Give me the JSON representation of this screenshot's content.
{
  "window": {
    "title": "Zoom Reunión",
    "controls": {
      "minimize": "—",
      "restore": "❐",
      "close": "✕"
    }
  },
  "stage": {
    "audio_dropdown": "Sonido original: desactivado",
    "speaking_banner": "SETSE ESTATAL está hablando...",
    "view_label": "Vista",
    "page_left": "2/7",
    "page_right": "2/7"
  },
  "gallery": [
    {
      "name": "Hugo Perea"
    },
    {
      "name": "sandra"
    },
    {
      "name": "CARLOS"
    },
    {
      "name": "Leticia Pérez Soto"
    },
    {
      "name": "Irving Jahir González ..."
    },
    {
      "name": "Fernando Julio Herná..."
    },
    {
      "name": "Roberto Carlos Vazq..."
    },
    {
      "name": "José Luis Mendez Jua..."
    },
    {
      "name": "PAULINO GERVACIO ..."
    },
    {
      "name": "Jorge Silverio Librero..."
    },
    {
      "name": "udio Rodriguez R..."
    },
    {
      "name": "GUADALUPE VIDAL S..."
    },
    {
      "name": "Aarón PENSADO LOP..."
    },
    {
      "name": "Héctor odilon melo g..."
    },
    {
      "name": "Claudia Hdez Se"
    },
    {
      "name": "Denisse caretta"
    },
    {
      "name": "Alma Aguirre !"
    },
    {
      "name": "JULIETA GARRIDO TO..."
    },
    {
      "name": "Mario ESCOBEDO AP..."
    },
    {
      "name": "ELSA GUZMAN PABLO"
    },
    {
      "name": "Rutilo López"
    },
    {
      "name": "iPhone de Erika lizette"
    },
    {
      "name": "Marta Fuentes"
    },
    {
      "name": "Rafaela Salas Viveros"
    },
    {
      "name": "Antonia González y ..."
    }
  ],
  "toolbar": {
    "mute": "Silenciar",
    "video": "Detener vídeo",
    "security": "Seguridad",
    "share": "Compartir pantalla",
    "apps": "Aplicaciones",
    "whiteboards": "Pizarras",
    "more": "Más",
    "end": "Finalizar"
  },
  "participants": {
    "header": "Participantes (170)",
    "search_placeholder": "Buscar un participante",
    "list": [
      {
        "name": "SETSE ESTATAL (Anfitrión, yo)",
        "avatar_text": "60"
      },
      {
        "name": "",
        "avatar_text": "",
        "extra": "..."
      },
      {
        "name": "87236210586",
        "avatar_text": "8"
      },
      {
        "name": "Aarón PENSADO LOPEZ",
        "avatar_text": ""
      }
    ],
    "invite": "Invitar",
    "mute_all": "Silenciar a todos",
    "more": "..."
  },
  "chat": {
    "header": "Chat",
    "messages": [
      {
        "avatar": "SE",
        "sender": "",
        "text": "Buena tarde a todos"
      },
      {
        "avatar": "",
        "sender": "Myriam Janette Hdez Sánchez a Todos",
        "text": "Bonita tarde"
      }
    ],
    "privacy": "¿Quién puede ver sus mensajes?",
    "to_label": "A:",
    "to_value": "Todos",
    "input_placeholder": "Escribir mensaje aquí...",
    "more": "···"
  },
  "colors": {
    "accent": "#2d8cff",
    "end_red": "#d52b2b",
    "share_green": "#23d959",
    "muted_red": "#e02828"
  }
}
▬▬▬▬▬▬▬▬▬▬
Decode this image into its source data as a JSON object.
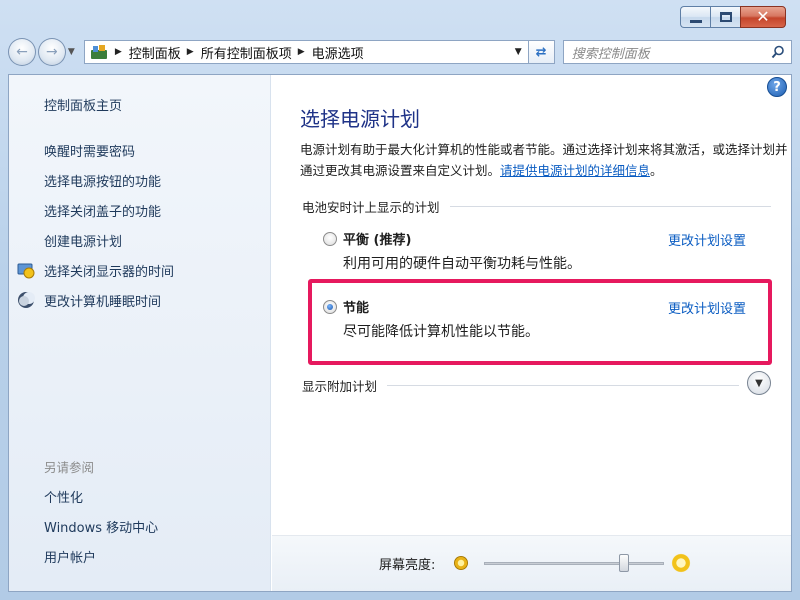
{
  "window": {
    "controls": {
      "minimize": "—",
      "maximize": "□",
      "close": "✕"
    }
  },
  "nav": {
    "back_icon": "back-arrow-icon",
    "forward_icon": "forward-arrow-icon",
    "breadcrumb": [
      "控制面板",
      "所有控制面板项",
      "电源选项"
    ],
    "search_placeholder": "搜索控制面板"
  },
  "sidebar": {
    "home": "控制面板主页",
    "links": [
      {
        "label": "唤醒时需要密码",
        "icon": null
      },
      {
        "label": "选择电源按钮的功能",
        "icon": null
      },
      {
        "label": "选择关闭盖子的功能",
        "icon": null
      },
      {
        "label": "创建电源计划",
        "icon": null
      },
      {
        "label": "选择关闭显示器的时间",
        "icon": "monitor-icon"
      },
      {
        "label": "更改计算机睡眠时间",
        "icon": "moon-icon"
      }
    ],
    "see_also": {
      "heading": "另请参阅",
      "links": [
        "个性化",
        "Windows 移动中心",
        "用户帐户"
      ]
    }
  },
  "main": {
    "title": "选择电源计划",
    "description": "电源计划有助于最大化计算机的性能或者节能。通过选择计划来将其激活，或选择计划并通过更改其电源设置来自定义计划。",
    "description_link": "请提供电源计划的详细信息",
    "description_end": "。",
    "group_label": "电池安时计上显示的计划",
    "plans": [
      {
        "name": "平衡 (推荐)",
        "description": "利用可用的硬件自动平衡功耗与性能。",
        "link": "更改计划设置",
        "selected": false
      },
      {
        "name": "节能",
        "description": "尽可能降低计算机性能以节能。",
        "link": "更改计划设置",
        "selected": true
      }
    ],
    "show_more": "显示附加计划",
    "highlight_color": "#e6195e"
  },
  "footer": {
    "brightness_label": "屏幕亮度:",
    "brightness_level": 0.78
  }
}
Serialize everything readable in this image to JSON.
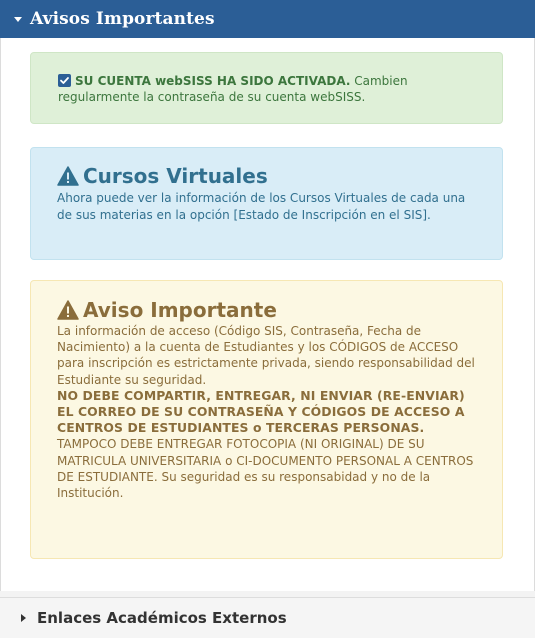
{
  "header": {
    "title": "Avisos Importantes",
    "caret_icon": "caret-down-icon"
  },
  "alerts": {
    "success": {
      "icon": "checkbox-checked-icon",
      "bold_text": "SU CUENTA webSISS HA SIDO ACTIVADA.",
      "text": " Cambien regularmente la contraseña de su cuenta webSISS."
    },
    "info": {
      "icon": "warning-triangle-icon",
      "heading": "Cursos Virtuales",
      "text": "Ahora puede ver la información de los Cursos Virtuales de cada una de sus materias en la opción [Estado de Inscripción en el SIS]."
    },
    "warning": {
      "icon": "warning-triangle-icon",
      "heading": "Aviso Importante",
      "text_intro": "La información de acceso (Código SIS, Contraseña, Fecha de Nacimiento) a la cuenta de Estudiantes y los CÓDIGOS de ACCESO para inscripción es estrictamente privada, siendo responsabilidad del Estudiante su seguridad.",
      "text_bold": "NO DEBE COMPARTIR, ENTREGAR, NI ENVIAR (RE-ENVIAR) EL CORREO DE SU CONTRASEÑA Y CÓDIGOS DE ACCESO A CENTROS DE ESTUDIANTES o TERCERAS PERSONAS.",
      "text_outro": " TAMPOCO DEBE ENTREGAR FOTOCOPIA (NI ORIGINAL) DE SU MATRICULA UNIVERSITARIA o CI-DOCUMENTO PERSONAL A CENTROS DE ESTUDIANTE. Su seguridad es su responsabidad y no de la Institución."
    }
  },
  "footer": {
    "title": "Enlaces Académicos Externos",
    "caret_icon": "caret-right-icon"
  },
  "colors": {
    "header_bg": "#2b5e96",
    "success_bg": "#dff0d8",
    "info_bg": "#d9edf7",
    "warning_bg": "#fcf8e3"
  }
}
▬▬▬▬▬▬▬▬▬▬
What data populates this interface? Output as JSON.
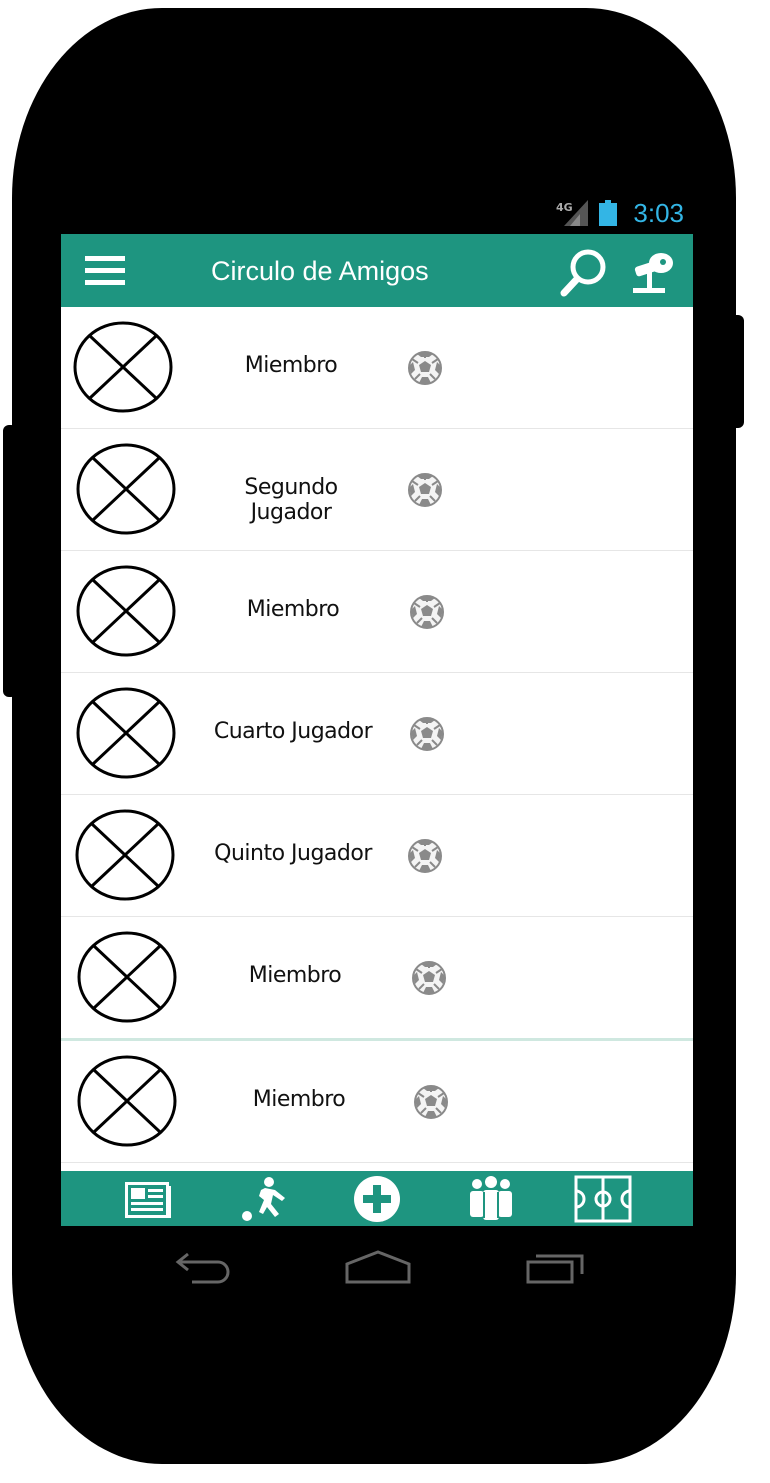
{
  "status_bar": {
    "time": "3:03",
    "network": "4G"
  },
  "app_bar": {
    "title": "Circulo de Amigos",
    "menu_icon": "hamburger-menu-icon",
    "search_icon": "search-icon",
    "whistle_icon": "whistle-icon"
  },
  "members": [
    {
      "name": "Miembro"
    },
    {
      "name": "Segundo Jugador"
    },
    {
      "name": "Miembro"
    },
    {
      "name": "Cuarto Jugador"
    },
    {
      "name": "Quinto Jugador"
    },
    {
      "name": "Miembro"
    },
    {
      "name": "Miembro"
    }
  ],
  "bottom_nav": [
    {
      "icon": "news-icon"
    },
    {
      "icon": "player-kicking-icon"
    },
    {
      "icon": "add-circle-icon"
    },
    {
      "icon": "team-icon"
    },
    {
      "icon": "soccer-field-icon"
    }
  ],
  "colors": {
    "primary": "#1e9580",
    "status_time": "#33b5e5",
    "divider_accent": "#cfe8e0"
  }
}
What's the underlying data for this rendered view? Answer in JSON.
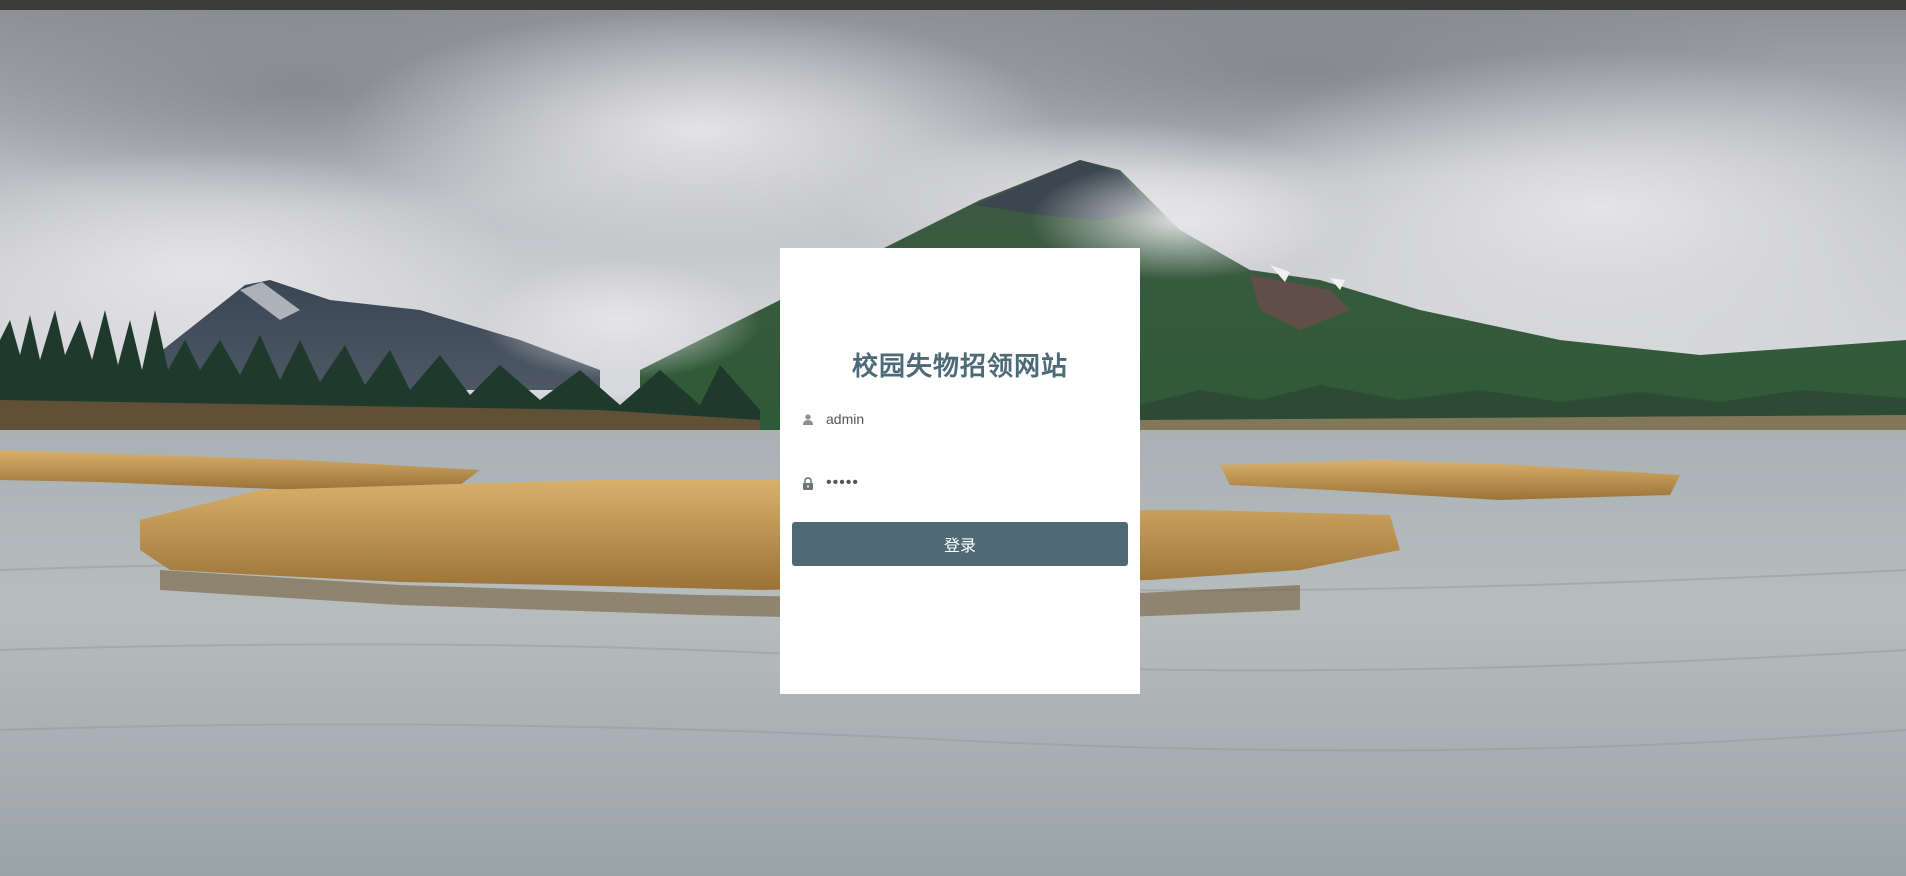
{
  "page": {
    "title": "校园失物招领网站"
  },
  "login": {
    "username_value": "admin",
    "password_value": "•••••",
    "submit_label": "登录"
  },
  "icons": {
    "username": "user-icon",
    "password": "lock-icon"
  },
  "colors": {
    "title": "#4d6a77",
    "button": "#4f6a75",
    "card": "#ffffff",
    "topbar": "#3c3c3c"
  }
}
▬▬▬▬▬▬▬▬▬▬
> **AIM**: Return every line in the listing that contains the word "tarde".

> **FINAL RESULT**:
        "text": "Buena tarde a todos"
        "text": "Bonita tarde"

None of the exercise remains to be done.